Document section:
>> begin
Physical characteristics
- Source: Cascade Range
- • location: near Red Butte
- • coordinates: 43°08′43″N 122°52′18″W﻿ / ﻿43.14528°N 122.87167°W
- • elevation: 4,019 ft (1,225 m)
- Mouth: Little River
- • location: near Peel
- • coordinates: 43°14′27″N 123°01′14″W﻿ / ﻿43.24083°N 123.02056°W
- • elevation: 889 ft (271 m)

= Cavitt Creek =

Cavitt Creek is a tributary of the Little River in Douglas County in the U.S. state of Oregon. From its source near Red Butte, the creek flows generally west then north through the Umpqua National Forest of the Cascade Range before entering the river about 1.5 mi upstream of the rural community of Peel and 7 mi above the Little River's mouth on the North Umpqua River.

Cavitt Creek Falls Recreation Site is about 3 mi upstream of the confluence along Cavitt Creek Road. Managed by the Bureau of Land Management, the forested site features 6 ft Cavitt Creek waterfall above a swimming hole. Amenities include campsites, water spigots, parking, and restrooms, as well as proximity to fishing spots and hiking trails. The park is open from May 22 to September 26.
>> end
The task: Can you continue the Cavitt Creek article above from the point where it stops?

Record set:
>> begin
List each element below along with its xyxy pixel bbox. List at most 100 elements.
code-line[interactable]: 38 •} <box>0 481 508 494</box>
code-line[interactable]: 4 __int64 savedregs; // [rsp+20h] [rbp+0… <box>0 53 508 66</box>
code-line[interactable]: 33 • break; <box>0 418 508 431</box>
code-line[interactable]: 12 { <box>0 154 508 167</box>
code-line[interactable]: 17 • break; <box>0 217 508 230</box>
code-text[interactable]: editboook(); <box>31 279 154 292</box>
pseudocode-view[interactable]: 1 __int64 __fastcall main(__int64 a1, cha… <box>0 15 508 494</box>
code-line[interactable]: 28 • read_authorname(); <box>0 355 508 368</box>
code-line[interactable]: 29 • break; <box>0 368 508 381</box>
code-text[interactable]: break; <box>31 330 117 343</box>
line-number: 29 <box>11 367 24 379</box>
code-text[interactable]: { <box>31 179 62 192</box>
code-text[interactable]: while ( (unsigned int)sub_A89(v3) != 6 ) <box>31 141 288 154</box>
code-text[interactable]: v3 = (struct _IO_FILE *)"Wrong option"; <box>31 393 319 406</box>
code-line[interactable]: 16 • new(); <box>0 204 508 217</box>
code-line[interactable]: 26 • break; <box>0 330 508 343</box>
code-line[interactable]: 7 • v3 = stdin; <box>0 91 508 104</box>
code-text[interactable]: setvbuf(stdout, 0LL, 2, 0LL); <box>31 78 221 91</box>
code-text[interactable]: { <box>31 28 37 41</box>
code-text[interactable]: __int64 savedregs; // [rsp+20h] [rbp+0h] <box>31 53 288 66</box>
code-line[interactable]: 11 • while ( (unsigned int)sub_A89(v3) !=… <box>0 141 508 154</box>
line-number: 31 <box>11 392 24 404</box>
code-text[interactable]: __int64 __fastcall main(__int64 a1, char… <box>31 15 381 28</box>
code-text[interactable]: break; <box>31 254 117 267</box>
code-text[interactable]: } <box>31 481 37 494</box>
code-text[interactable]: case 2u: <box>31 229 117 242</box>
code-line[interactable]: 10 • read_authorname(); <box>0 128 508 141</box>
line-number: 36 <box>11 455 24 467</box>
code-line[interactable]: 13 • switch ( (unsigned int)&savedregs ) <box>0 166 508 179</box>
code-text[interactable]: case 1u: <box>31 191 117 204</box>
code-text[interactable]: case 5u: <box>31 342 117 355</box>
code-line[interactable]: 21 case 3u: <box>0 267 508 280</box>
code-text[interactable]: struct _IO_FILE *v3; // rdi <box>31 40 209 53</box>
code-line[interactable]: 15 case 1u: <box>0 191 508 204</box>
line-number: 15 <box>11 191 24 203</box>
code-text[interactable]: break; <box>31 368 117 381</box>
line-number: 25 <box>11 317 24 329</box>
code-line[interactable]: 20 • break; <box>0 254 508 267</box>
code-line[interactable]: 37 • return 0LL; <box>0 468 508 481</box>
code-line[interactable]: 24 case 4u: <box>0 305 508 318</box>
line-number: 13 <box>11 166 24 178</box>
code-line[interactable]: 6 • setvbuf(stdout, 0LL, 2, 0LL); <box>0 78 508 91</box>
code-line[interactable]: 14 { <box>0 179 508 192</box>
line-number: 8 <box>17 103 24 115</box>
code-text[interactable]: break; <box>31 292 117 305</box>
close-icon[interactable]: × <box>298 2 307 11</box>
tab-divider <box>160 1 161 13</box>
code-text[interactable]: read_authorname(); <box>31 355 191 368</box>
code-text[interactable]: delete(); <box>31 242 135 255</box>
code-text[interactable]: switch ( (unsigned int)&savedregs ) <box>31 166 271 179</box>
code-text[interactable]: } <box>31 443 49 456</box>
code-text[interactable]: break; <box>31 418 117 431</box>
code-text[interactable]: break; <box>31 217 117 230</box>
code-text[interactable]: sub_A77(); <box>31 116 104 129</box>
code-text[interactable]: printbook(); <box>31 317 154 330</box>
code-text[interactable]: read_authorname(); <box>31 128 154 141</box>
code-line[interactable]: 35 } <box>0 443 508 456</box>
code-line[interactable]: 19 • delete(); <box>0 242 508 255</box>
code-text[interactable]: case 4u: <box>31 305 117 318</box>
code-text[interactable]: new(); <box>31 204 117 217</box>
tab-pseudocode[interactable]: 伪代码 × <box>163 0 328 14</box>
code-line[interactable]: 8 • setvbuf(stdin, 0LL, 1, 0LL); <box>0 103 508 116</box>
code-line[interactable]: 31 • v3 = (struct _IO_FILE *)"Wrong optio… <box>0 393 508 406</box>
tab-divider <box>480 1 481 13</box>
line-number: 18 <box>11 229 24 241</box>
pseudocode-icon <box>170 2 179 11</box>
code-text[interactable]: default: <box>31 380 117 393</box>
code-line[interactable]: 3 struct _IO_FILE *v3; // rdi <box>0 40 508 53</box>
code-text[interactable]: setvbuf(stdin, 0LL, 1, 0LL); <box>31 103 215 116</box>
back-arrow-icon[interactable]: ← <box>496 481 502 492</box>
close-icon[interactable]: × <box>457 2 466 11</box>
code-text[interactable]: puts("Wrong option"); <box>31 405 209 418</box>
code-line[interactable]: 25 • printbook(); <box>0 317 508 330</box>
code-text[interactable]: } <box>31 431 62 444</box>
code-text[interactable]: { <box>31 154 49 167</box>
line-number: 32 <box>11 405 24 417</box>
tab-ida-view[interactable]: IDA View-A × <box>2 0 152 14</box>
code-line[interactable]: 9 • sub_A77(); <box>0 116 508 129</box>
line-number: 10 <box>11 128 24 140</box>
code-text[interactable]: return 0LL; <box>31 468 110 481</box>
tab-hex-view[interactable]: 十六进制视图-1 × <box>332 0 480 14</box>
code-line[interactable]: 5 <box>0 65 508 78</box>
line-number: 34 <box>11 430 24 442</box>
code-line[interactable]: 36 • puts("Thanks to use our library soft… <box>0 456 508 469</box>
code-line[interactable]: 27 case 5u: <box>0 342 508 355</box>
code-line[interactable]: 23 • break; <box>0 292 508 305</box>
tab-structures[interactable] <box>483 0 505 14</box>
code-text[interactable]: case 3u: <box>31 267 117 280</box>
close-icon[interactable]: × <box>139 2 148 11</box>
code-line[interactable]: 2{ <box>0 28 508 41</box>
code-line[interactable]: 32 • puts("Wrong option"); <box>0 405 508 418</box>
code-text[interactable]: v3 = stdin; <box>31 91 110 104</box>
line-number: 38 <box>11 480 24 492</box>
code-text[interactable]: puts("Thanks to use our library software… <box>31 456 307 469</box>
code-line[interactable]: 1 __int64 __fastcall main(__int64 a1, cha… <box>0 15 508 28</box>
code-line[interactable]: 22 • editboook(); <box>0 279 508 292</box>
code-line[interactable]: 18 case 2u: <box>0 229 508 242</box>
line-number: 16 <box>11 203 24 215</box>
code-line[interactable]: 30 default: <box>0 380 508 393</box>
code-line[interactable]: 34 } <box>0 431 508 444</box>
>> end
Answer to this exercise:
==Bridge==
Cavitt Creek Bridge carries Cavitt Creek Road over the Little River downstream of the confluence of the creek and the river. The road crosses Jim Creek, another Little River tributary, before reaching the bridge.

==Tributaries==
Named tributaries of Cavitt Creek from source to mouth are Withrow, Cultus, Liveoak, Tuttle, and Springer creeks. Further downstream come Mill, White Rock, Copperhead, Buck Peak, Buckshot, McKay, and Evans creeks.